Saved entries
[Start]

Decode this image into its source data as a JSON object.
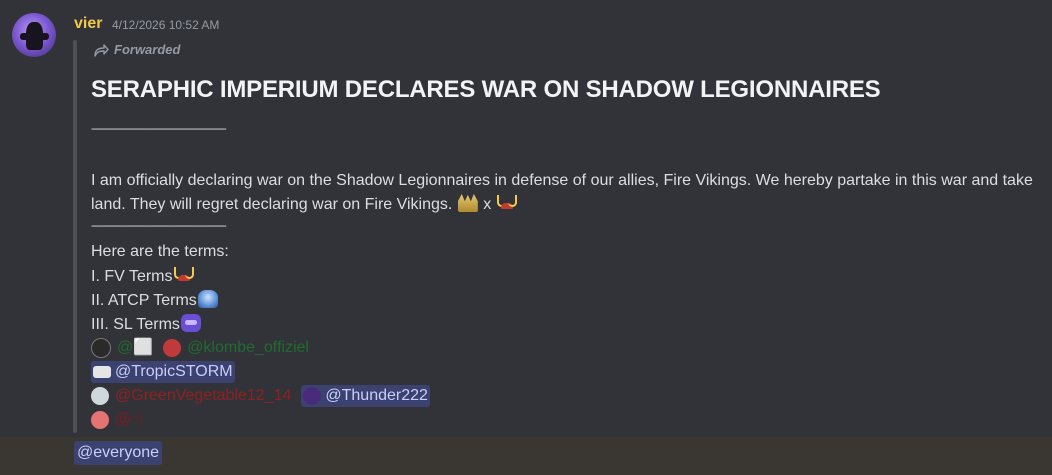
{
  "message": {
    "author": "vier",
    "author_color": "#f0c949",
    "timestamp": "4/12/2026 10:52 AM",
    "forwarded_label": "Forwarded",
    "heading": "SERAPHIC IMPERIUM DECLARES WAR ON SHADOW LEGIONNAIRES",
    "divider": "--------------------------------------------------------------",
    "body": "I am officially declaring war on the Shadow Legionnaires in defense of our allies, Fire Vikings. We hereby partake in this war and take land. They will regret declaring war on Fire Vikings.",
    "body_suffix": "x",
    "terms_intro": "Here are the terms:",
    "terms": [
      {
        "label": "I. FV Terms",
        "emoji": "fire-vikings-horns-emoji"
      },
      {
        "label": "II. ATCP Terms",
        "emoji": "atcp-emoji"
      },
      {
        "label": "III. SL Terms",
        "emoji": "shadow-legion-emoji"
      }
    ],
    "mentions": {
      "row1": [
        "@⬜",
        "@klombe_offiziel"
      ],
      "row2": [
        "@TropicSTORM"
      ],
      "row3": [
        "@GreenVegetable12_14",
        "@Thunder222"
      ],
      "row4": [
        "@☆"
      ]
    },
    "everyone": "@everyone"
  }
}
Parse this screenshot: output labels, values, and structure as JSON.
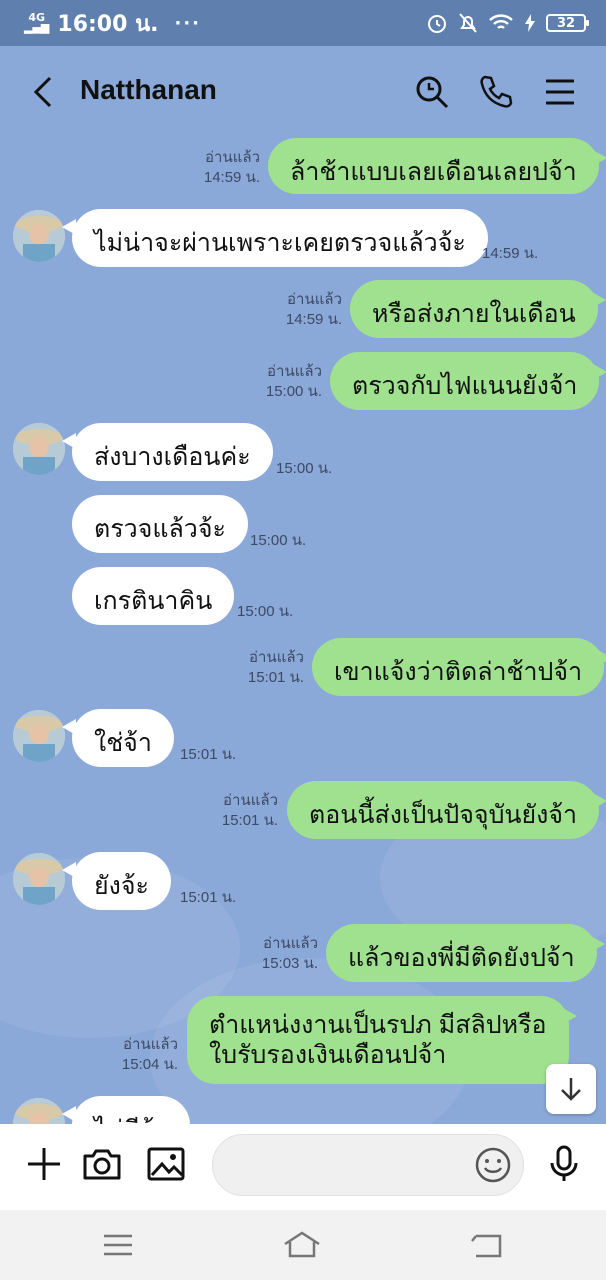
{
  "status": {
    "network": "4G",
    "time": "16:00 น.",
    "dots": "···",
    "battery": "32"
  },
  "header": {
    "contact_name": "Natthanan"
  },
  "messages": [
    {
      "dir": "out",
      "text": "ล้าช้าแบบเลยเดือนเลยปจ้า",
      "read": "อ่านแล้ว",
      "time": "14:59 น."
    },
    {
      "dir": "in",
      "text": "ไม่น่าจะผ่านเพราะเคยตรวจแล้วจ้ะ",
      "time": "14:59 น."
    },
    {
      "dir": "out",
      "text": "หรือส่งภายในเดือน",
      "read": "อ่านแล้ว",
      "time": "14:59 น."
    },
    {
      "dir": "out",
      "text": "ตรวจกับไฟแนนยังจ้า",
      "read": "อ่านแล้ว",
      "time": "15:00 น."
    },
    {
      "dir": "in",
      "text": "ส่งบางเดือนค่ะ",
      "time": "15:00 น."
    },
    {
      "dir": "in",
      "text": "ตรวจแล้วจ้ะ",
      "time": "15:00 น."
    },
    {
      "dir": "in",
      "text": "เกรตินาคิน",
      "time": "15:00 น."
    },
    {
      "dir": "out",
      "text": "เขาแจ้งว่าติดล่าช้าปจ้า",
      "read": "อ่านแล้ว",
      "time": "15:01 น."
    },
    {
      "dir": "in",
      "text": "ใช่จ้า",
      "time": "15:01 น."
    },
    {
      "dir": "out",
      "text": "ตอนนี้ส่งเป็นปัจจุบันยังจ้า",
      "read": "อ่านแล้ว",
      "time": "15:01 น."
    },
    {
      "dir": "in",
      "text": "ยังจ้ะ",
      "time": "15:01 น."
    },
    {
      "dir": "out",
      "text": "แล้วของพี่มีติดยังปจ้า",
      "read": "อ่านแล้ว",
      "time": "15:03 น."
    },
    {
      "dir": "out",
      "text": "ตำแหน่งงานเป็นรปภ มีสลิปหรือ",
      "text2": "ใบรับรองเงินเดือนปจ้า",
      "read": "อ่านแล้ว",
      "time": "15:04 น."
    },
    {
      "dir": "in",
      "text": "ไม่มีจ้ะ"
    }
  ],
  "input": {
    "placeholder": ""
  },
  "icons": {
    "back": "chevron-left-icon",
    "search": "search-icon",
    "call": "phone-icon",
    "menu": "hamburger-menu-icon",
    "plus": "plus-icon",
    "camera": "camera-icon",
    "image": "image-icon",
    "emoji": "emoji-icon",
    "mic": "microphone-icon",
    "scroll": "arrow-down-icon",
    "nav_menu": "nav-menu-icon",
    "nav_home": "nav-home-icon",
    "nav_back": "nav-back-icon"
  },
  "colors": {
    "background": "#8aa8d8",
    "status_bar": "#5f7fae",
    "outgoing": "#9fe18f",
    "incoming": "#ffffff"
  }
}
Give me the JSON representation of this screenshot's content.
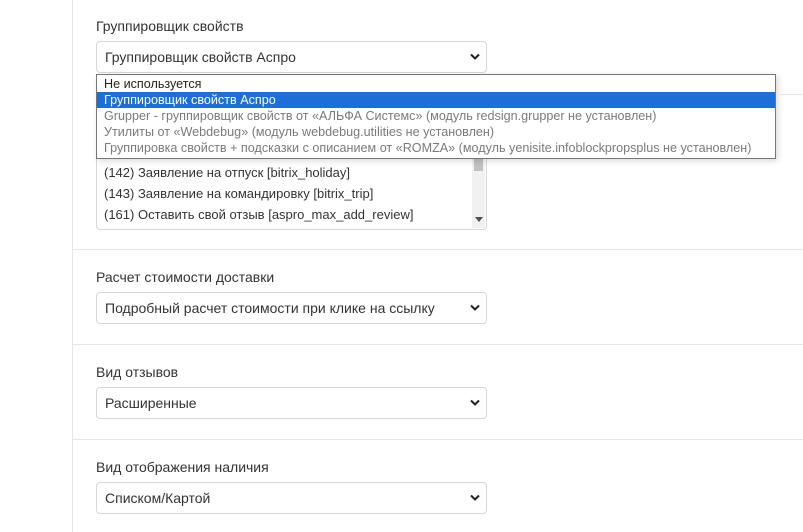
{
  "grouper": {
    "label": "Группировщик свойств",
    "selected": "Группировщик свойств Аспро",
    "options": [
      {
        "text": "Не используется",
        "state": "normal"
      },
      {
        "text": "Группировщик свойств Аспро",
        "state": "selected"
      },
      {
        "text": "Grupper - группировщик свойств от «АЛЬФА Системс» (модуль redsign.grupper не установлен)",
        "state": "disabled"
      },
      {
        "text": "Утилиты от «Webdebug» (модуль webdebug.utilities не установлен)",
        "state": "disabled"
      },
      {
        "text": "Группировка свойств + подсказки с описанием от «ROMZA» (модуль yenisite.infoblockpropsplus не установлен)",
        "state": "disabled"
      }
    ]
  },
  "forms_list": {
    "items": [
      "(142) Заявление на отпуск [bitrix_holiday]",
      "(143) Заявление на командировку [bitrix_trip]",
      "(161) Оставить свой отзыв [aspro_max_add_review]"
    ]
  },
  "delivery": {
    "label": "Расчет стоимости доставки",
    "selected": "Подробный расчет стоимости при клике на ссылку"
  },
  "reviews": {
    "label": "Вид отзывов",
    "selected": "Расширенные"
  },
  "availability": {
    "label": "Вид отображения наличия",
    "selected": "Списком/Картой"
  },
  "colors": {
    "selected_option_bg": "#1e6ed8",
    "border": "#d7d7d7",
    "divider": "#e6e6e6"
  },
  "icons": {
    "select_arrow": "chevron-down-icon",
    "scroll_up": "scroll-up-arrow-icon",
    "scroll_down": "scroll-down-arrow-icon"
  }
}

[End]

#### SHORT TASK
Your task is to reproduce all of the material exactly. The pictures stay out.

#### WRITTEN SOLUTION
Decode this image into its source data as a JSON object.
{
  "message": {
    "author": "vier",
    "author_color": "#f0c949",
    "timestamp": "4/12/2026 10:52 AM",
    "forwarded_label": "Forwarded",
    "heading": "SERAPHIC IMPERIUM DECLARES WAR ON SHADOW LEGIONNAIRES",
    "divider": "--------------------------------------------------------------",
    "body": "I am officially declaring war on the Shadow Legionnaires in defense of our allies, Fire Vikings. We hereby partake in this war and take land. They will regret declaring war on Fire Vikings.",
    "body_suffix": "x",
    "terms_intro": "Here are the terms:",
    "terms": [
      {
        "label": "I. FV Terms",
        "emoji": "fire-vikings-horns-emoji"
      },
      {
        "label": "II. ATCP Terms",
        "emoji": "atcp-emoji"
      },
      {
        "label": "III. SL Terms",
        "emoji": "shadow-legion-emoji"
      }
    ],
    "mentions": {
      "row1": [
        "@⬜",
        "@klombe_offiziel"
      ],
      "row2": [
        "@TropicSTORM"
      ],
      "row3": [
        "@GreenVegetable12_14",
        "@Thunder222"
      ],
      "row4": [
        "@☆"
      ]
    },
    "everyone": "@everyone"
  }
}
Parse this screenshot: output labels, values, and structure as JSON.
{
  "status": {
    "network": "4G",
    "time": "16:00 น.",
    "dots": "···",
    "battery": "32"
  },
  "header": {
    "contact_name": "Natthanan"
  },
  "messages": [
    {
      "dir": "out",
      "text": "ล้าช้าแบบเลยเดือนเลยปจ้า",
      "read": "อ่านแล้ว",
      "time": "14:59 น."
    },
    {
      "dir": "in",
      "text": "ไม่น่าจะผ่านเพราะเคยตรวจแล้วจ้ะ",
      "time": "14:59 น."
    },
    {
      "dir": "out",
      "text": "หรือส่งภายในเดือน",
      "read": "อ่านแล้ว",
      "time": "14:59 น."
    },
    {
      "dir": "out",
      "text": "ตรวจกับไฟแนนยังจ้า",
      "read": "อ่านแล้ว",
      "time": "15:00 น."
    },
    {
      "dir": "in",
      "text": "ส่งบางเดือนค่ะ",
      "time": "15:00 น."
    },
    {
      "dir": "in",
      "text": "ตรวจแล้วจ้ะ",
      "time": "15:00 น."
    },
    {
      "dir": "in",
      "text": "เกรตินาคิน",
      "time": "15:00 น."
    },
    {
      "dir": "out",
      "text": "เขาแจ้งว่าติดล่าช้าปจ้า",
      "read": "อ่านแล้ว",
      "time": "15:01 น."
    },
    {
      "dir": "in",
      "text": "ใช่จ้า",
      "time": "15:01 น."
    },
    {
      "dir": "out",
      "text": "ตอนนี้ส่งเป็นปัจจุบันยังจ้า",
      "read": "อ่านแล้ว",
      "time": "15:01 น."
    },
    {
      "dir": "in",
      "text": "ยังจ้ะ",
      "time": "15:01 น."
    },
    {
      "dir": "out",
      "text": "แล้วของพี่มีติดยังปจ้า",
      "read": "อ่านแล้ว",
      "time": "15:03 น."
    },
    {
      "dir": "out",
      "text": "ตำแหน่งงานเป็นรปภ มีสลิปหรือ",
      "text2": "ใบรับรองเงินเดือนปจ้า",
      "read": "อ่านแล้ว",
      "time": "15:04 น."
    },
    {
      "dir": "in",
      "text": "ไม่มีจ้ะ"
    }
  ],
  "input": {
    "placeholder": ""
  },
  "icons": {
    "back": "chevron-left-icon",
    "search": "search-icon",
    "call": "phone-icon",
    "menu": "hamburger-menu-icon",
    "plus": "plus-icon",
    "camera": "camera-icon",
    "image": "image-icon",
    "emoji": "emoji-icon",
    "mic": "microphone-icon",
    "scroll": "arrow-down-icon",
    "nav_menu": "nav-menu-icon",
    "nav_home": "nav-home-icon",
    "nav_back": "nav-back-icon"
  },
  "colors": {
    "background": "#8aa8d8",
    "status_bar": "#5f7fae",
    "outgoing": "#9fe18f",
    "incoming": "#ffffff"
  }
}
Give me the JSON representation of this screenshot's content.
{
  "grouper": {
    "label": "Группировщик свойств",
    "selected": "Группировщик свойств Аспро",
    "options": [
      {
        "text": "Не используется",
        "state": "normal"
      },
      {
        "text": "Группировщик свойств Аспро",
        "state": "selected"
      },
      {
        "text": "Grupper - группировщик свойств от «АЛЬФА Системс» (модуль redsign.grupper не установлен)",
        "state": "disabled"
      },
      {
        "text": "Утилиты от «Webdebug» (модуль webdebug.utilities не установлен)",
        "state": "disabled"
      },
      {
        "text": "Группировка свойств + подсказки с описанием от «ROMZA» (модуль yenisite.infoblockpropsplus не установлен)",
        "state": "disabled"
      }
    ]
  },
  "forms_list": {
    "items": [
      "(142) Заявление на отпуск [bitrix_holiday]",
      "(143) Заявление на командировку [bitrix_trip]",
      "(161) Оставить свой отзыв [aspro_max_add_review]"
    ]
  },
  "delivery": {
    "label": "Расчет стоимости доставки",
    "selected": "Подробный расчет стоимости при клике на ссылку"
  },
  "reviews": {
    "label": "Вид отзывов",
    "selected": "Расширенные"
  },
  "availability": {
    "label": "Вид отображения наличия",
    "selected": "Списком/Картой"
  },
  "colors": {
    "selected_option_bg": "#1e6ed8",
    "border": "#d7d7d7",
    "divider": "#e6e6e6"
  },
  "icons": {
    "select_arrow": "chevron-down-icon",
    "scroll_up": "scroll-up-arrow-icon",
    "scroll_down": "scroll-down-arrow-icon"
  }
}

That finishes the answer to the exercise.